# EXTRACTED ENTRIES
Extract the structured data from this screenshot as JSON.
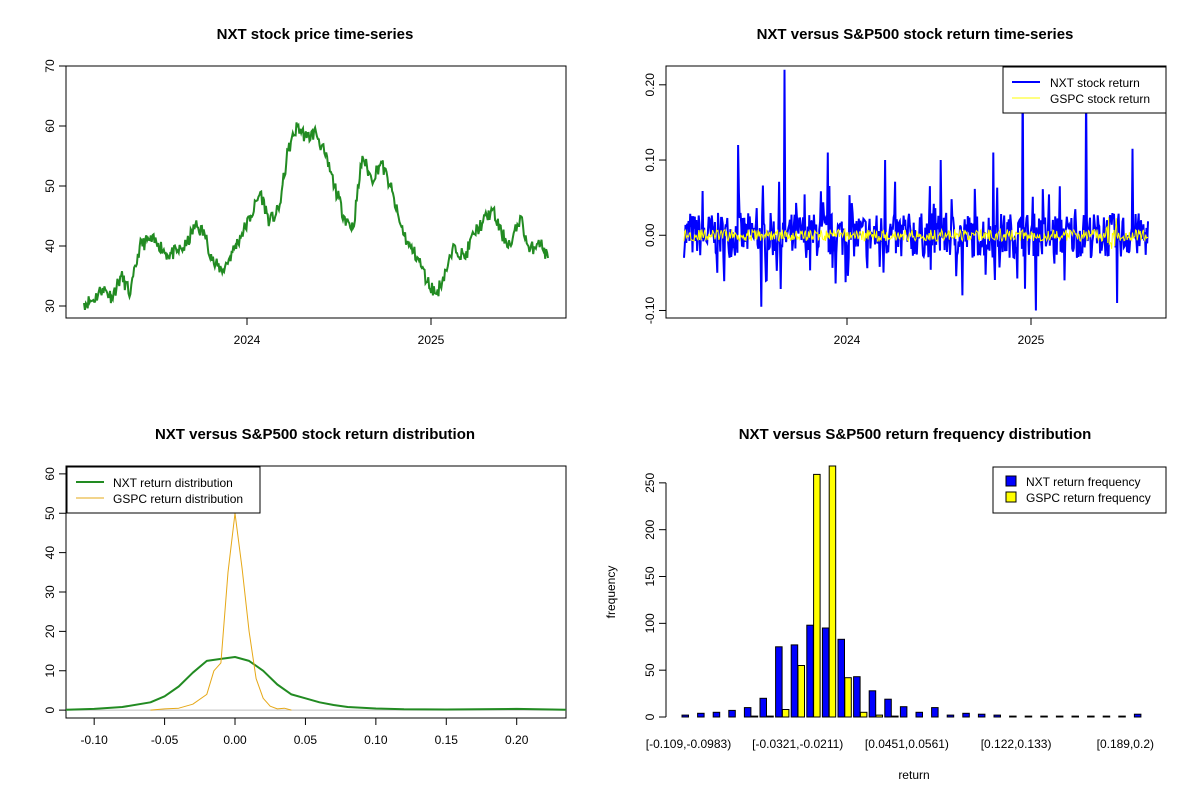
{
  "chart_data": [
    {
      "id": "price",
      "type": "line",
      "title": "NXT stock price time-series",
      "xlabel": "",
      "ylabel": "",
      "x_ticks": [
        "2024",
        "2025"
      ],
      "y_ticks": [
        "30",
        "40",
        "50",
        "60",
        "70"
      ],
      "ylim": [
        28,
        70
      ],
      "grid": false,
      "series": [
        {
          "color": "#228b22",
          "t": [
            0,
            0.02,
            0.04,
            0.06,
            0.08,
            0.1,
            0.12,
            0.14,
            0.16,
            0.18,
            0.2,
            0.22,
            0.24,
            0.26,
            0.28,
            0.3,
            0.32,
            0.34,
            0.36,
            0.38,
            0.4,
            0.42,
            0.44,
            0.46,
            0.48,
            0.5,
            0.52,
            0.54,
            0.56,
            0.58,
            0.6,
            0.62,
            0.64,
            0.66,
            0.68,
            0.7,
            0.72,
            0.74,
            0.76,
            0.78,
            0.8,
            0.82,
            0.84,
            0.86,
            0.88,
            0.9,
            0.92,
            0.94,
            0.96,
            0.98,
            1.0
          ],
          "values": [
            30.5,
            31,
            33,
            31.5,
            35,
            32,
            40,
            41,
            40.5,
            38.5,
            39,
            40,
            43.5,
            42,
            37,
            36,
            39,
            42,
            45,
            49,
            44,
            46,
            56,
            60,
            58,
            59,
            55,
            50,
            45,
            43,
            55,
            51,
            54,
            50,
            44,
            40,
            38,
            34,
            32,
            36,
            40,
            38,
            42,
            44,
            46,
            42,
            40,
            45,
            39,
            41,
            38
          ]
        }
      ]
    },
    {
      "id": "returns",
      "type": "line",
      "title": "NXT versus S&P500 stock return time-series",
      "xlabel": "",
      "ylabel": "",
      "x_ticks": [
        "2024",
        "2025"
      ],
      "y_ticks": [
        "-0.10",
        "0.00",
        "0.10",
        "0.20"
      ],
      "ylim": [
        -0.11,
        0.225
      ],
      "grid": false,
      "legend_position": "top-right",
      "series": [
        {
          "name": "NXT stock return",
          "color": "#0000ff"
        },
        {
          "name": "GSPC stock return",
          "color": "#ffff00"
        }
      ]
    },
    {
      "id": "density",
      "type": "line",
      "title": "NXT versus S&P500 stock return distribution",
      "xlabel": "",
      "ylabel": "",
      "x_ticks": [
        "-0.10",
        "-0.05",
        "0.00",
        "0.05",
        "0.10",
        "0.15",
        "0.20"
      ],
      "y_ticks": [
        "0",
        "10",
        "20",
        "30",
        "40",
        "50",
        "60"
      ],
      "xlim": [
        -0.12,
        0.235
      ],
      "ylim": [
        -2,
        62
      ],
      "grid": false,
      "legend_position": "top-left",
      "series": [
        {
          "name": "NXT return distribution",
          "color": "#228b22",
          "x": [
            -0.12,
            -0.1,
            -0.08,
            -0.06,
            -0.05,
            -0.04,
            -0.03,
            -0.02,
            -0.01,
            0,
            0.01,
            0.02,
            0.03,
            0.04,
            0.05,
            0.06,
            0.07,
            0.08,
            0.1,
            0.12,
            0.15,
            0.2,
            0.235
          ],
          "y": [
            0.1,
            0.3,
            0.8,
            2,
            3.5,
            6,
            9.5,
            12.5,
            13,
            13.5,
            12.5,
            10,
            6.5,
            4,
            3,
            2,
            1.3,
            0.8,
            0.4,
            0.2,
            0.15,
            0.3,
            0.1
          ]
        },
        {
          "name": "GSPC return distribution",
          "color": "#e6a817",
          "x": [
            -0.06,
            -0.05,
            -0.04,
            -0.03,
            -0.02,
            -0.015,
            -0.01,
            -0.005,
            0,
            0.005,
            0.01,
            0.015,
            0.02,
            0.025,
            0.03,
            0.035,
            0.04
          ],
          "y": [
            0,
            0.3,
            0.5,
            1.5,
            4,
            10,
            12,
            35,
            50,
            36,
            20,
            8,
            3,
            1,
            0.3,
            0.5,
            0
          ]
        }
      ]
    },
    {
      "id": "histogram",
      "type": "bar",
      "title": "NXT versus S&P500 return frequency distribution",
      "xlabel": "return",
      "ylabel": "frequency",
      "tick_labels": [
        {
          "index": 0,
          "label": "[-0.109,-0.0983)"
        },
        {
          "index": 7,
          "label": "[-0.0321,-0.0211)"
        },
        {
          "index": 14,
          "label": "[0.0451,0.0561)"
        },
        {
          "index": 21,
          "label": "[0.122,0.133)"
        },
        {
          "index": 28,
          "label": "[0.189,0.2)"
        }
      ],
      "y_ticks": [
        "0",
        "50",
        "100",
        "150",
        "200",
        "250"
      ],
      "ylim": [
        0,
        268
      ],
      "grid": false,
      "legend_position": "top-right",
      "series": [
        {
          "name": "NXT return frequency",
          "color": "#0000ff",
          "values": [
            2,
            4,
            5,
            7,
            10,
            20,
            75,
            77,
            98,
            95,
            83,
            43,
            28,
            19,
            11,
            5,
            10,
            2,
            4,
            3,
            2,
            1,
            1,
            1,
            1,
            1,
            1,
            1,
            1,
            3
          ]
        },
        {
          "name": "GSPC return frequency",
          "color": "#ffff00",
          "values": [
            0,
            0,
            0,
            0,
            1,
            1,
            8,
            55,
            259,
            268,
            42,
            5,
            2,
            1,
            0,
            0,
            0,
            0,
            0,
            0,
            0,
            0,
            0,
            0,
            0,
            0,
            0,
            0,
            0,
            0
          ]
        }
      ]
    }
  ]
}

# WHAT IS ASKED
Search the listing above for the string "frequency". Copy every line that contains it.

# EXERCISE OUTPUT
      "title": "NXT versus S&P500 return frequency distribution",
      "ylabel": "frequency",
          "name": "NXT return frequency",
          "name": "GSPC return frequency",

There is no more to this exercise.